■ REQUIREMENT ■
Skip the pictures and quote all of the lines exactly.

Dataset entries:
-------------------------

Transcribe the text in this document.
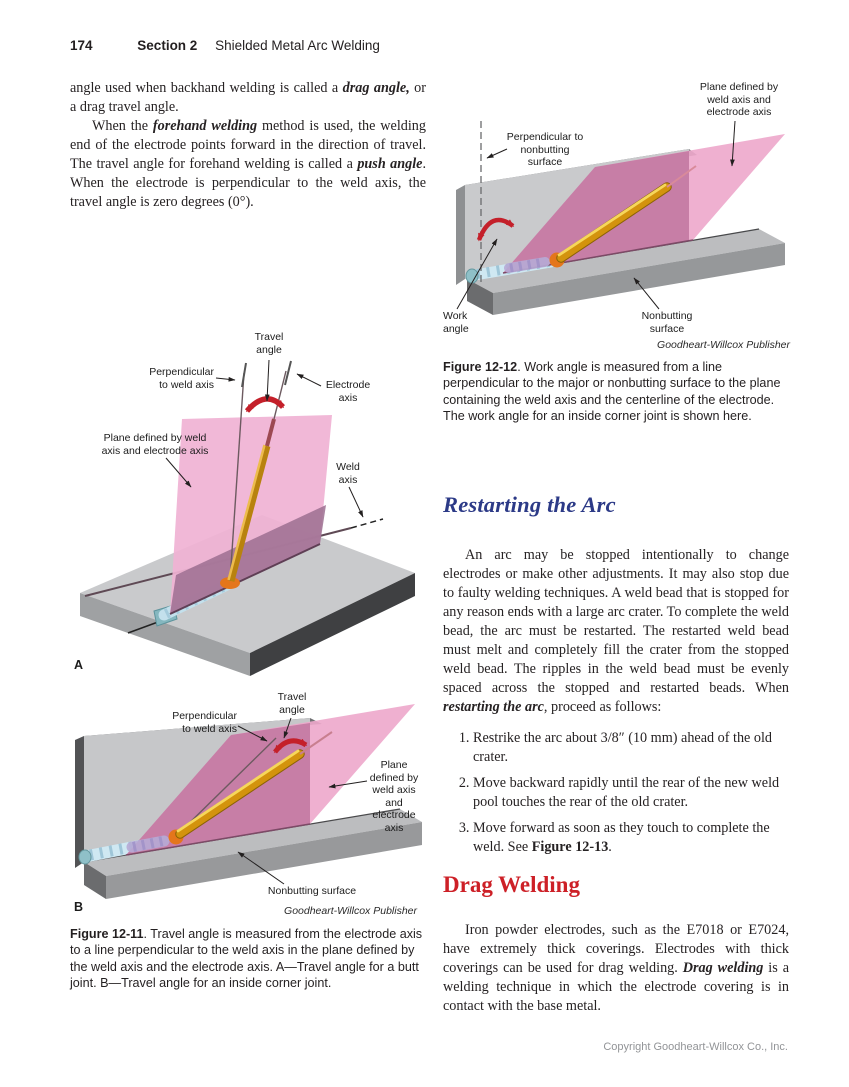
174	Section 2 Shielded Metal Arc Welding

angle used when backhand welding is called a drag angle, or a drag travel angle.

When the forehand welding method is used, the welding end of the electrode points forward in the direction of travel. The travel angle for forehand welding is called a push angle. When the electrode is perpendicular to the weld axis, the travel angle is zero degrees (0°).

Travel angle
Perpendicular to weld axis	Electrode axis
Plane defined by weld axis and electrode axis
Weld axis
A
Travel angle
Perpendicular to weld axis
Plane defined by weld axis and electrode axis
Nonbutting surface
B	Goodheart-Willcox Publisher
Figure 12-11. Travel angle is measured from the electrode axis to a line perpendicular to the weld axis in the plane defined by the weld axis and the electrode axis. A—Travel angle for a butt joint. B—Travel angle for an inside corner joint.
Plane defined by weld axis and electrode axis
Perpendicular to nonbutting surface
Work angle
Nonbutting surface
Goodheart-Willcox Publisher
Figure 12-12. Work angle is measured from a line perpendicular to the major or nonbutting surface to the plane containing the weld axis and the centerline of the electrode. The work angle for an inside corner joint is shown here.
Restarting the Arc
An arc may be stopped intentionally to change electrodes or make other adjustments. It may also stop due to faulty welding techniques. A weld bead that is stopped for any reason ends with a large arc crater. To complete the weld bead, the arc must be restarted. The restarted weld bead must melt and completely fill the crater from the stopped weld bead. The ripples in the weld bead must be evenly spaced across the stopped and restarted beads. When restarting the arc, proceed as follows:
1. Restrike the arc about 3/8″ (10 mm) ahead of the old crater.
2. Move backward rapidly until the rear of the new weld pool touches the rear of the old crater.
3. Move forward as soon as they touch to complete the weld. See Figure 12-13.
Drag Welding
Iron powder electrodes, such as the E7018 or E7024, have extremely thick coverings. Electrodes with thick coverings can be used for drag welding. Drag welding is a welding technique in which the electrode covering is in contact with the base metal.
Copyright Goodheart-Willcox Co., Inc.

-------------------------

■ WORKED ANSWER ■
Transcribe the text in this document.
174	Section 2 Shielded Metal Arc Welding

angle used when backhand welding is called a drag angle, or a drag travel angle.

When the forehand welding method is used, the welding end of the electrode points forward in the direction of travel. The travel angle for forehand welding is called a push angle. When the electrode is perpendicular to the weld axis, the travel angle is zero degrees (0°).

Travel angle
Perpendicular to weld axis	Electrode axis
Plane defined by weld axis and electrode axis
Weld axis
A
Travel angle
Perpendicular to weld axis
Plane defined by weld axis and electrode axis
Nonbutting surface
B	Goodheart-Willcox Publisher
Figure 12-11. Travel angle is measured from the electrode axis to a line perpendicular to the weld axis in the plane defined by the weld axis and the electrode axis. A—Travel angle for a butt joint. B—Travel angle for an inside corner joint.
Plane defined by weld axis and electrode axis
Perpendicular to nonbutting surface
Work angle
Nonbutting surface
Goodheart-Willcox Publisher
Figure 12-12. Work angle is measured from a line perpendicular to the major or nonbutting surface to the plane containing the weld axis and the centerline of the electrode. The work angle for an inside corner joint is shown here.
Restarting the Arc
An arc may be stopped intentionally to change electrodes or make other adjustments. It may also stop due to faulty welding techniques. A weld bead that is stopped for any reason ends with a large arc crater. To complete the weld bead, the arc must be restarted. The restarted weld bead must melt and completely fill the crater from the stopped weld bead. The ripples in the weld bead must be evenly spaced across the stopped and restarted beads. When restarting the arc, proceed as follows:
1. Restrike the arc about 3/8″ (10 mm) ahead of the old crater.
2. Move backward rapidly until the rear of the new weld pool touches the rear of the old crater.
3. Move forward as soon as they touch to complete the weld. See Figure 12-13.
Drag Welding
Iron powder electrodes, such as the E7018 or E7024, have extremely thick coverings. Electrodes with thick coverings can be used for drag welding. Drag welding is a welding technique in which the electrode covering is in contact with the base metal.
Copyright Goodheart-Willcox Co., Inc.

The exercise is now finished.